Material provided:
****************************************

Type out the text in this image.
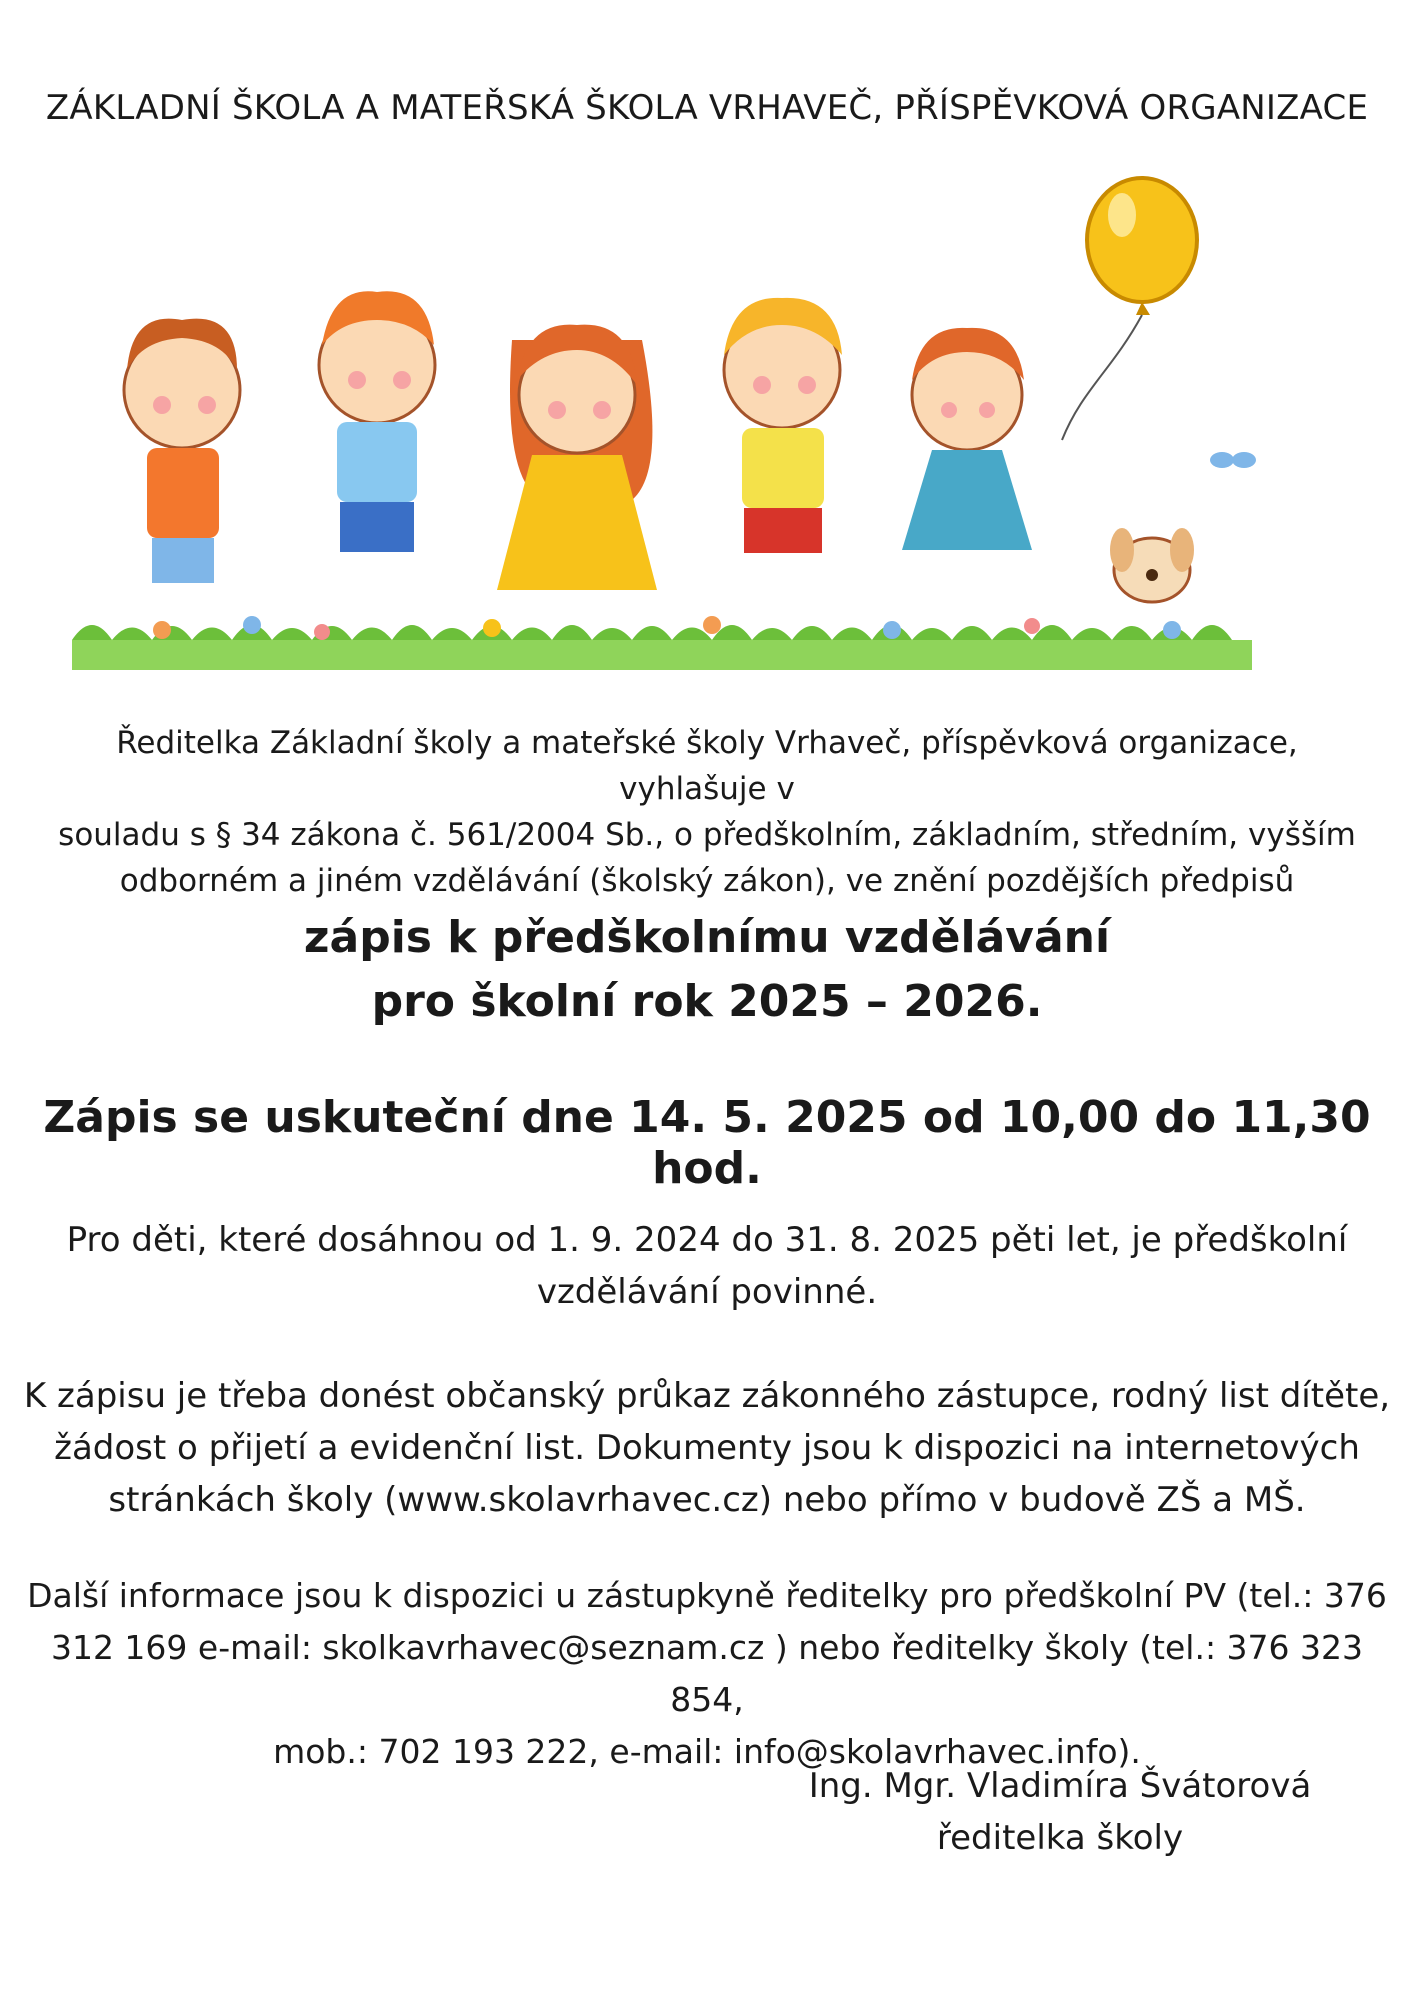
ZÁKLADNÍ ŠKOLA A MATEŘSKÁ ŠKOLA VRHAVEČ, PŘÍSPĚVKOVÁ ORGANIZACE
Ředitelka Základní školy a mateřské školy Vrhaveč, příspěvková organizace, vyhlašuje v
souladu s § 34 zákona č. 561/2004 Sb., o předškolním, základním, středním, vyšším
odborném a jiném vzdělávání (školský zákon), ve znění pozdějších předpisů
zápis k předškolnímu vzdělávání
pro školní rok 2025 – 2026.
Zápis se uskuteční dne 14. 5. 2025 od 10,00 do 11,30 hod.
Pro děti, které dosáhnou od 1. 9. 2024 do 31. 8. 2025 pěti let, je předškolní
vzdělávání povinné.
K zápisu je třeba donést občanský průkaz zákonného zástupce, rodný list dítěte,
žádost o přijetí a evidenční list. Dokumenty jsou k dispozici na internetových
stránkách školy (www.skolavrhavec.cz) nebo přímo v budově ZŠ a MŠ.
Další informace jsou k dispozici u zástupkyně ředitelky pro předškolní PV (tel.: 376
312 169 e-mail: skolkavrhavec@seznam.cz ) nebo ředitelky školy (tel.: 376 323 854,
mob.: 702 193 222, e-mail: info@skolavrhavec.info).
Ing. Mgr. Vladimíra Švátorová
ředitelka školy
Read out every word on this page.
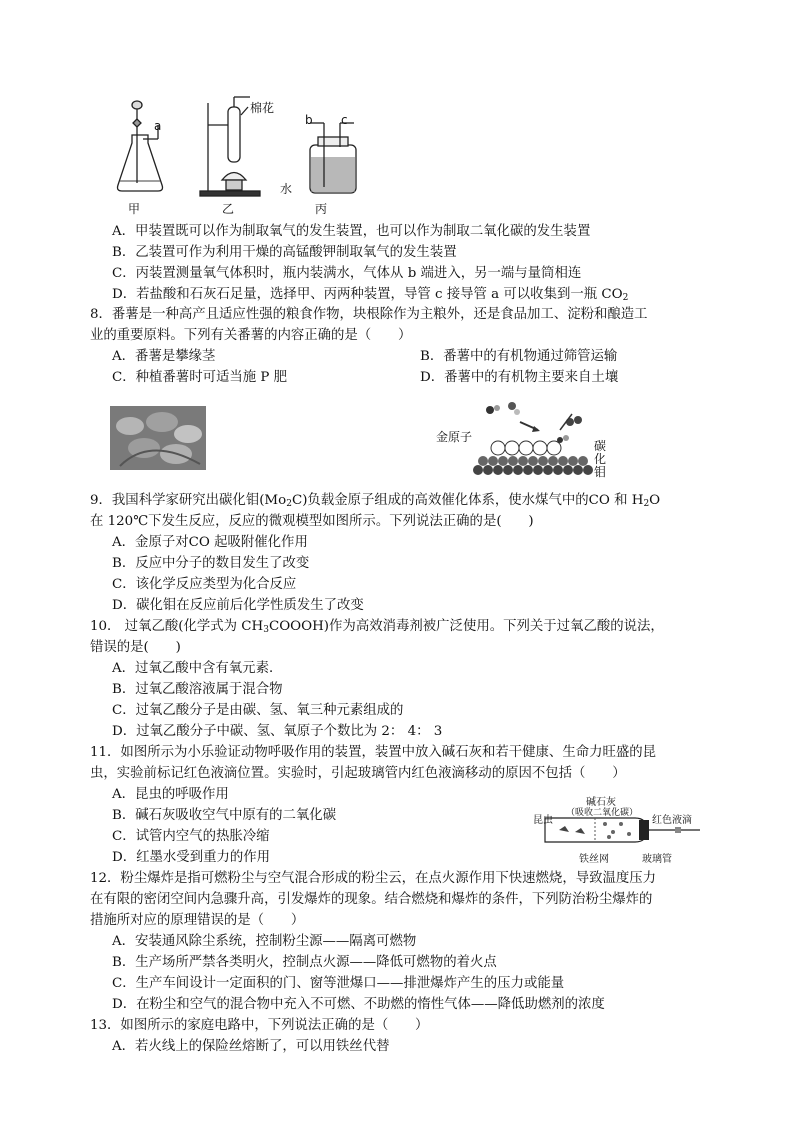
甲	乙	丙
a
棉花
b c
水
A．甲装置既可以作为制取氧气的发生装置，也可以作为制取二氧化碳的发生装置
B．乙装置可作为利用干燥的高锰酸钾制取氧气的发生装置
C．丙装置测量氧气体积时，瓶内装满水，气体从 b 端进入，另一端与量筒相连
D．若盐酸和石灰石足量，选择甲、丙两种装置，导管 c 接导管 a 可以收集到一瓶 $CO_2$
8．番薯是一种高产且适应性强的粮食作物，块根除作为主粮外，还是食品加工、淀粉和酿造工
业的重要原料。下列有关番薯的内容正确的是（　　）
A．番薯是攀缘茎	B．番薯中的有机物通过筛管运输
C．种植番薯时可适当施 P 肥	D．番薯中的有机物主要来自土壤
金原子
碳
化
钼
9．我国科学家研究出碳化钼$(Mo_2C)$负载金原子组成的高效催化体系，使水煤气中的CO 和 $H_2O$
在 120℃下发生反应，反应的微观模型如图所示。下列说法正确的是(　　)
A．金原子对CO 起吸附催化作用
B．反应中分子的数目发生了改变
C．该化学反应类型为化合反应
D．碳化钼在反应前后化学性质发生了改变
10． 过氧乙酸(化学式为 $CH_3COOOH$)作为高效消毒剂被广泛使用。下列关于过氧乙酸的说法，
错误的是(　　)
A．过氧乙酸中含有氧元素．
B．过氧乙酸溶液属于混合物
C．过氧乙酸分子是由碳、氢、氧三种元素组成的
D．过氧乙酸分子中碳、氢、氧原子个数比为 2： 4： 3
11．如图所示为小乐验证动物呼吸作用的装置，装置中放入碱石灰和若干健康、生命力旺盛的昆
虫，实验前标记红色液滴位置。实验时，引起玻璃管内红色液滴移动的原因不包括（　　）
A．昆虫的呼吸作用
B．碱石灰吸收空气中原有的二氧化碳
C．试管内空气的热胀冷缩
D．红墨水受到重力的作用
碱石灰
（吸收二氧化碳）
昆虫	红色液滴
铁丝网	玻璃管
12．粉尘爆炸是指可燃粉尘与空气混合形成的粉尘云，在点火源作用下快速燃烧，导致温度压力
在有限的密闭空间内急骤升高，引发爆炸的现象。结合燃烧和爆炸的条件，下列防治粉尘爆炸的
措施所对应的原理错误的是（　　）
A．安装通风除尘系统，控制粉尘源——隔离可燃物
B．生产场所严禁各类明火，控制点火源——降低可燃物的着火点
C．生产车间设计一定面积的门、窗等泄爆口——排泄爆炸产生的压力或能量
D．在粉尘和空气的混合物中充入不可燃、不助燃的惰性气体——降低助燃剂的浓度
13．如图所示的家庭电路中，下列说法正确的是（　　）
A．若火线上的保险丝熔断了，可以用铁丝代替
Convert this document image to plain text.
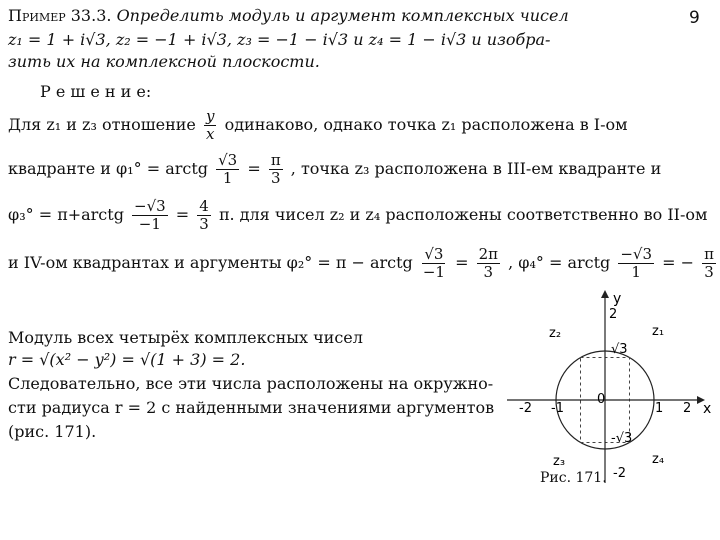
9
Пример 33.3. Определить модуль и аргумент комплексных чисел
z₁ = 1 + i√3, z₂ = −1 + i√3, z₃ = −1 − i√3 и z₄ = 1 − i√3 и изобра-
зить их на комплексной плоскости.
Р е ш е н и е:
Для z₁ и z₃ отношение $\frac{y}{x}$ одинаково, однако точка z₁ расположена в I-ом
квадранте и φ₁° = arctg $\frac{√3}{1} = \frac{\pi}{3}$ , точка z₃ расположена в III-ем квадранте и
φ₃° = π+arctg $\frac{-√3}{-1} = \frac{4}{3} \pi$. для чисел z₂ и z₄ расположены соответственно во II-ом
и IV-ом квадрантах и аргументы φ₂° = π − arctg $\frac{√3}{-1} = \frac{2\pi}{3}$ , φ₄° = arctg $\frac{-√3}{1}$ = − $\frac{\pi}{3}$
Модуль всех четырёх комплексных чисел
r = √(x² − y²) = √(1 + 3) = 2.
Следовательно, все эти числа расположены на окружно-
сти радиуса r = 2 с найденными значениями аргументов
(рис. 171).
y
x
2
-2
-2 -1
0
1 2
√3
-√3
z₁
z₂
z₃	z₄
Рис. 171.
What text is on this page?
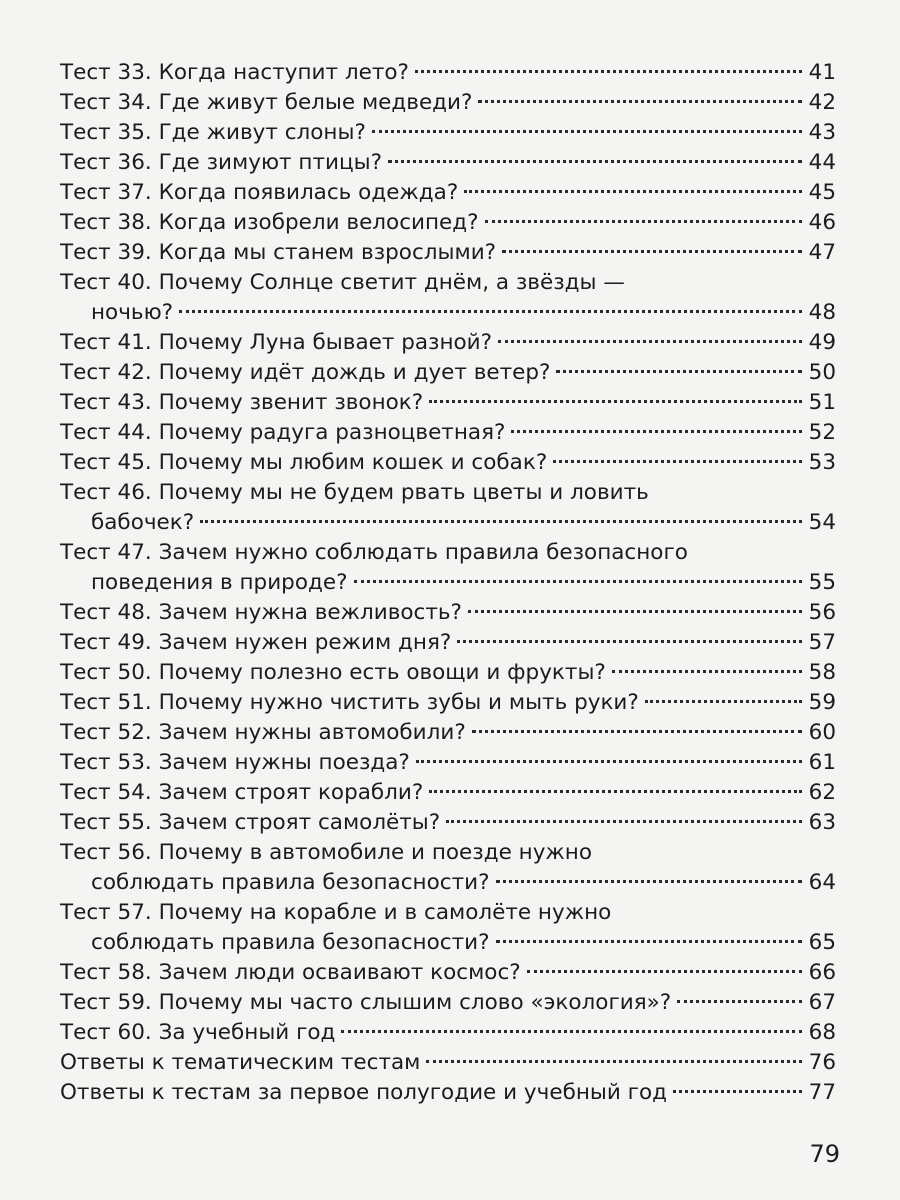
Тест 33. Когда наступит лето?	41
Тест 34. Где живут белые медведи?	42
Тест 35. Где живут слоны?	43
Тест 36. Где зимуют птицы?	44
Тест 37. Когда появилась одежда?	45
Тест 38. Когда изобрели велосипед?	46
Тест 39. Когда мы станем взрослыми?	47
Тест 40. Почему Солнце светит днём, а звёзды —
ночью?	48
Тест 41. Почему Луна бывает разной?	49
Тест 42. Почему идёт дождь и дует ветер?	50
Тест 43. Почему звенит звонок?	51
Тест 44. Почему радуга разноцветная?	52
Тест 45. Почему мы любим кошек и собак?	53
Тест 46. Почему мы не будем рвать цветы и ловить
бабочек?	54
Тест 47. Зачем нужно соблюдать правила безопасного
поведения в природе?	55
Тест 48. Зачем нужна вежливость?	56
Тест 49. Зачем нужен режим дня?	57
Тест 50. Почему полезно есть овощи и фрукты?	58
Тест 51. Почему нужно чистить зубы и мыть руки?	59
Тест 52. Зачем нужны автомобили?	60
Тест 53. Зачем нужны поезда?	61
Тест 54. Зачем строят корабли?	62
Тест 55. Зачем строят самолёты?	63
Тест 56. Почему в автомобиле и поезде нужно
соблюдать правила безопасности?	64
Тест 57. Почему на корабле и в самолёте нужно
соблюдать правила безопасности?	65
Тест 58. Зачем люди осваивают космос?	66
Тест 59. Почему мы часто слышим слово «экология»?	67
Тест 60. За учебный год	68
Ответы к тематическим тестам	76
Ответы к тестам за первое полугодие и учебный год	77
79
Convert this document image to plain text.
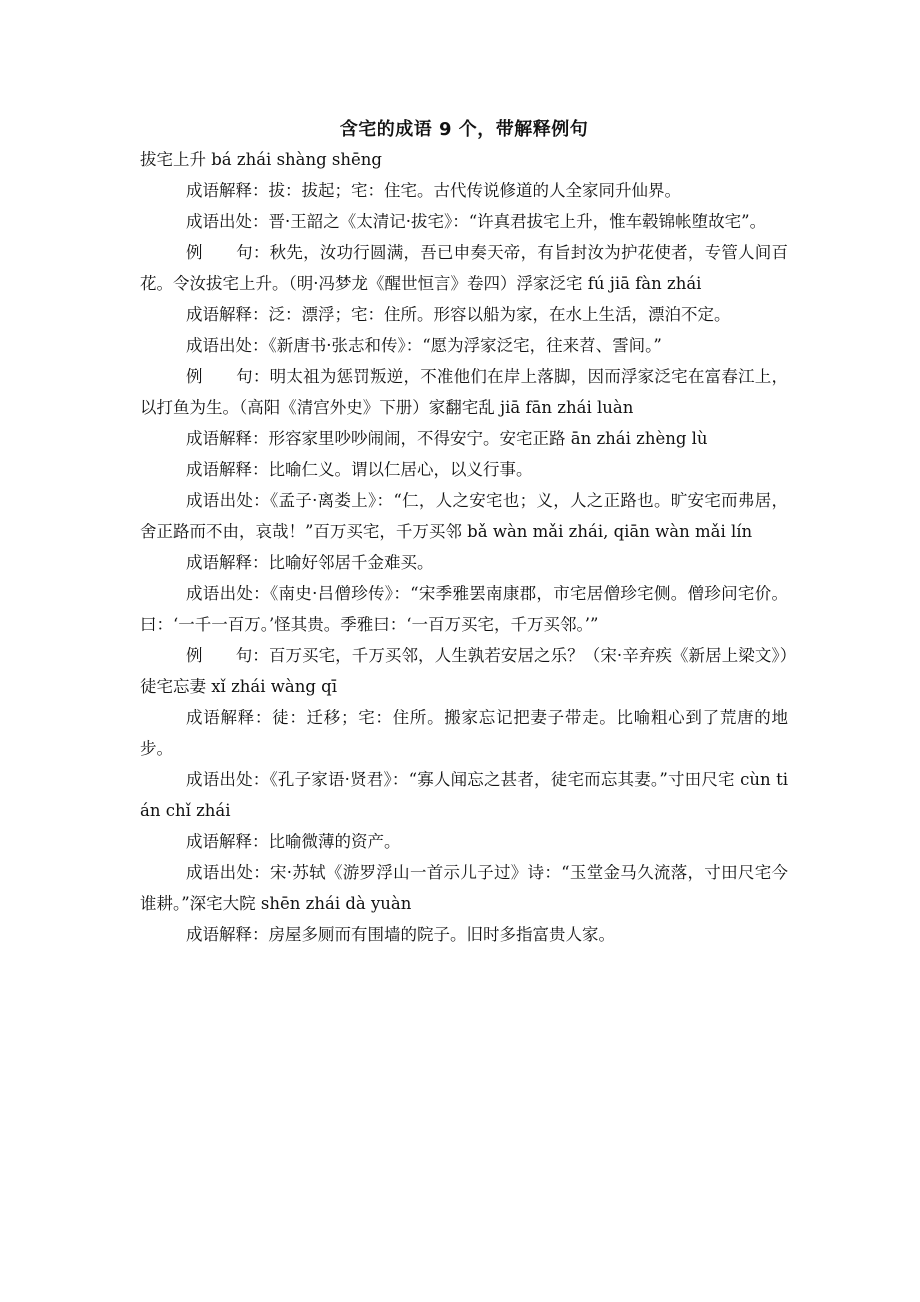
含宅的成语 9 个，带解释例句

拔宅上升 bá zhái shàng shēng

成语解释：拔：拔起；宅：住宅。古代传说修道的人全家同升仙界。

成语出处：晋·王韶之《太清记·拔宅》：“许真君拔宅上升，惟车毂锦帐堕故宅”。

例　　句：秋先，汝功行圆满，吾已申奏天帝，有旨封汝为护花使者，专管人间百花。令汝拔宅上升。（明·冯梦龙《醒世恒言》卷四）浮家泛宅 fú jiā fàn zhái

成语解释：泛：漂浮；宅：住所。形容以船为家，在水上生活，漂泊不定。

成语出处：《新唐书·张志和传》：“愿为浮家泛宅，往来苕、霅间。”

例　　句：明太祖为惩罚叛逆，不准他们在岸上落脚，因而浮家泛宅在富春江上，以打鱼为生。（高阳《清宫外史》下册）家翻宅乱 jiā fān zhái luàn

成语解释：形容家里吵吵闹闹，不得安宁。安宅正路 ān zhái zhèng lù

成语解释：比喻仁义。谓以仁居心，以义行事。

成语出处：《孟子·离娄上》：“仁，人之安宅也；义，人之正路也。旷安宅而弗居，舍正路而不由，哀哉！”百万买宅，千万买邻 bǎ wàn mǎi zhái, qiān wàn mǎi lín

成语解释：比喻好邻居千金难买。

成语出处：《南史·吕僧珍传》：“宋季雅罢南康郡，市宅居僧珍宅侧。僧珍问宅价。曰：‘一千一百万。’怪其贵。季雅曰：‘一百万买宅，千万买邻。’”

例　　句：百万买宅，千万买邻，人生孰若安居之乐？（宋·辛弃疾《新居上梁文》）徒宅忘妻 xǐ zhái wàng qī

成语解释：徒：迁移；宅：住所。搬家忘记把妻子带走。比喻粗心到了荒唐的地步。

成语出处：《孔子家语·贤君》：“寡人闻忘之甚者，徒宅而忘其妻。”寸田尺宅 cùn tián chǐ zhái

成语解释：比喻微薄的资产。

成语出处：宋·苏轼《游罗浮山一首示儿子过》诗：“玉堂金马久流落，寸田尺宅今谁耕。”深宅大院 shēn zhái dà yuàn

成语解释：房屋多厕而有围墙的院子。旧时多指富贵人家。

****************************************

Problem to work on:
Find the string "page" in the entries above and return each line that holds it.

The answer:
Read out every word on this page.
What text is on this page?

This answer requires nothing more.